— Start Records —
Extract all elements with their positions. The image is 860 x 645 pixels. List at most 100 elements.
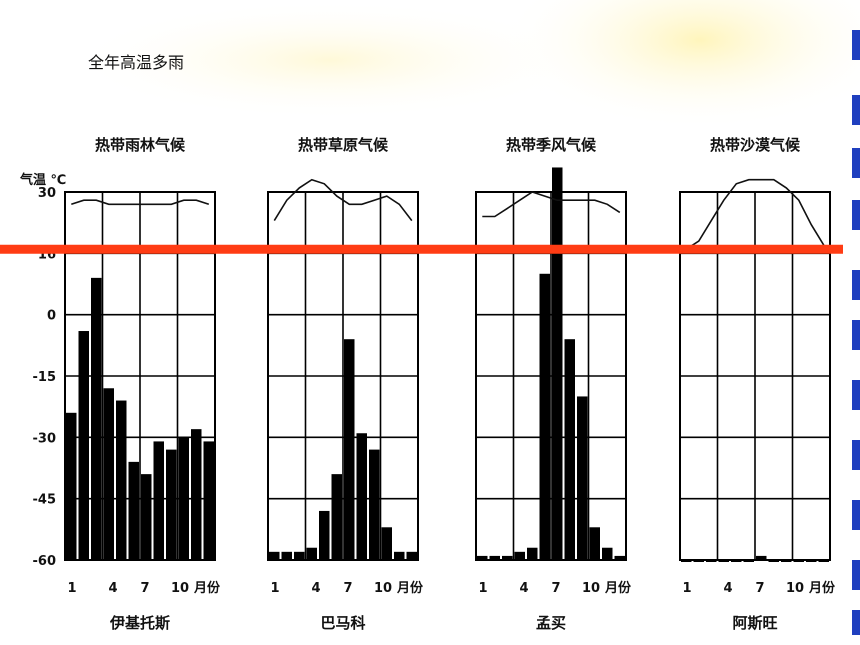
precip-bar-9 bbox=[781, 560, 792, 562]
side-mark bbox=[852, 500, 860, 530]
x-tick-label: 4 bbox=[519, 581, 528, 596]
x-tick-label: 1 bbox=[270, 581, 279, 596]
precip-bar-11 bbox=[394, 551, 405, 560]
station-name: 阿斯旺 bbox=[732, 614, 777, 632]
side-decoration bbox=[852, 30, 860, 635]
side-mark bbox=[852, 440, 860, 470]
panel-title: 热带草原气候 bbox=[298, 136, 389, 154]
side-mark bbox=[852, 380, 860, 410]
x-tick-label: 7 bbox=[755, 581, 764, 596]
precip-bar-10 bbox=[381, 527, 392, 560]
x-tick-label: 1 bbox=[67, 581, 76, 596]
precip-bar-1 bbox=[477, 555, 488, 560]
x-tick-label: 10 bbox=[582, 581, 600, 596]
x-unit-label: 月份 bbox=[604, 580, 632, 596]
precip-bar-7 bbox=[141, 474, 152, 560]
side-mark bbox=[852, 560, 860, 590]
y-tick-label: 30 bbox=[38, 186, 56, 201]
precip-bar-1 bbox=[681, 560, 692, 562]
caption-text: 全年高温多雨 bbox=[88, 53, 185, 72]
precip-bar-5 bbox=[319, 510, 330, 560]
x-tick-label: 7 bbox=[140, 581, 149, 596]
precip-bar-10 bbox=[793, 560, 804, 562]
precip-bar-8 bbox=[356, 433, 367, 560]
precip-bar-4 bbox=[514, 551, 525, 560]
precip-bar-7 bbox=[552, 167, 563, 560]
station-name: 孟买 bbox=[536, 614, 566, 632]
x-tick-label: 10 bbox=[374, 581, 392, 596]
y-tick-label: -30 bbox=[33, 431, 57, 446]
precip-bar-6 bbox=[331, 474, 342, 560]
precip-bar-9 bbox=[369, 449, 380, 560]
precip-bar-10 bbox=[589, 527, 600, 560]
precip-bar-12 bbox=[406, 551, 417, 560]
y-tick-label: -15 bbox=[33, 370, 57, 385]
side-mark bbox=[852, 148, 860, 178]
precip-bar-8 bbox=[564, 339, 575, 560]
precip-bar-5 bbox=[116, 400, 127, 560]
precip-bar-6 bbox=[743, 560, 754, 562]
panel-title: 热带雨林气候 bbox=[95, 136, 186, 154]
precip-bar-4 bbox=[103, 388, 114, 560]
precip-bar-11 bbox=[806, 560, 817, 562]
precip-bar-2 bbox=[489, 555, 500, 560]
precip-bar-6 bbox=[128, 461, 139, 560]
station-name: 巴马科 bbox=[320, 614, 365, 632]
temperature-curve bbox=[71, 199, 210, 206]
x-tick-label: 4 bbox=[311, 581, 320, 596]
x-tick-label: 4 bbox=[723, 581, 732, 596]
precip-bar-3 bbox=[706, 560, 717, 562]
x-unit-label: 月份 bbox=[396, 580, 424, 596]
panel-title: 热带季风气候 bbox=[506, 136, 597, 154]
panel-title: 热带沙漠气候 bbox=[710, 136, 801, 154]
precip-bar-12 bbox=[203, 441, 214, 560]
x-tick-label: 10 bbox=[171, 581, 189, 596]
precip-bar-3 bbox=[502, 555, 513, 560]
side-mark bbox=[852, 320, 860, 350]
precip-bar-10 bbox=[178, 437, 189, 560]
y-tick-label: -45 bbox=[33, 493, 57, 508]
side-mark bbox=[852, 610, 860, 635]
precip-bar-6 bbox=[539, 273, 550, 560]
x-tick-label: 4 bbox=[108, 581, 117, 596]
precip-bar-4 bbox=[306, 547, 317, 560]
precip-bar-2 bbox=[693, 560, 704, 562]
precip-bar-2 bbox=[78, 331, 89, 560]
precip-bar-12 bbox=[818, 560, 829, 562]
precip-bar-3 bbox=[91, 277, 102, 560]
temperature-curve bbox=[482, 191, 621, 218]
precip-bar-5 bbox=[527, 547, 538, 560]
y-tick-label: 0 bbox=[47, 309, 56, 324]
precip-bar-11 bbox=[602, 547, 613, 560]
x-tick-label: 1 bbox=[478, 581, 487, 596]
precip-bar-9 bbox=[166, 449, 177, 560]
precip-bar-12 bbox=[614, 555, 625, 560]
precip-bar-8 bbox=[768, 560, 779, 562]
precip-bar-11 bbox=[191, 429, 202, 560]
x-unit-label: 月份 bbox=[808, 580, 836, 596]
x-tick-label: 1 bbox=[682, 581, 691, 596]
y-axis-label: 气温 ℃ bbox=[20, 172, 66, 188]
temperature-curve bbox=[685, 178, 825, 250]
x-tick-label: 7 bbox=[343, 581, 352, 596]
precip-bar-7 bbox=[756, 555, 767, 560]
x-tick-label: 10 bbox=[786, 581, 804, 596]
side-mark bbox=[852, 270, 860, 300]
temperature-curve bbox=[273, 178, 413, 222]
x-unit-label: 月份 bbox=[193, 580, 221, 596]
side-mark bbox=[852, 30, 860, 60]
precip-bar-1 bbox=[66, 412, 77, 560]
station-name: 伊基托斯 bbox=[109, 614, 170, 632]
x-tick-label: 7 bbox=[551, 581, 560, 596]
precip-bar-5 bbox=[731, 560, 742, 562]
precip-bar-2 bbox=[281, 551, 292, 560]
precip-bar-1 bbox=[269, 551, 280, 560]
precip-bar-8 bbox=[153, 441, 164, 560]
y-tick-label: -60 bbox=[33, 554, 57, 569]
— End Records —
### Exercise description
Rewrite the part of the listing that opens with the line containing "precip-bar-9 bbox=[781, 560, 792, 562]" and closes with the line containing "precip-bar-10 bbox=[381, 527, 392, 560]" as a Markdown table with the columns Row and Line. Put a row number in Row and the full line in Line, skipping any blank lines.

### Output below
| Row | Line |
|---|---|
| 1 | precip-bar-9 bbox=[781, 560, 792, 562] |
| 2 | side-mark bbox=[852, 500, 860, 530] |
| 3 | x-tick-label: 4 bbox=[519, 581, 528, 596] |
| 4 | x-tick-label: 1 bbox=[270, 581, 279, 596] |
| 5 | precip-bar-11 bbox=[394, 551, 405, 560] |
| 6 | station-name: 阿斯旺 bbox=[732, 614, 777, 632] |
| 7 | side-decoration bbox=[852, 30, 860, 635] |
| 8 | side-mark bbox=[852, 440, 860, 470] |
| 9 | panel-title: 热带草原气候 bbox=[298, 136, 389, 154] |
| 10 | side-mark bbox=[852, 380, 860, 410] |
| 11 | x-tick-label: 7 bbox=[755, 581, 764, 596] |
| 12 | precip-bar-10 bbox=[381, 527, 392, 560] |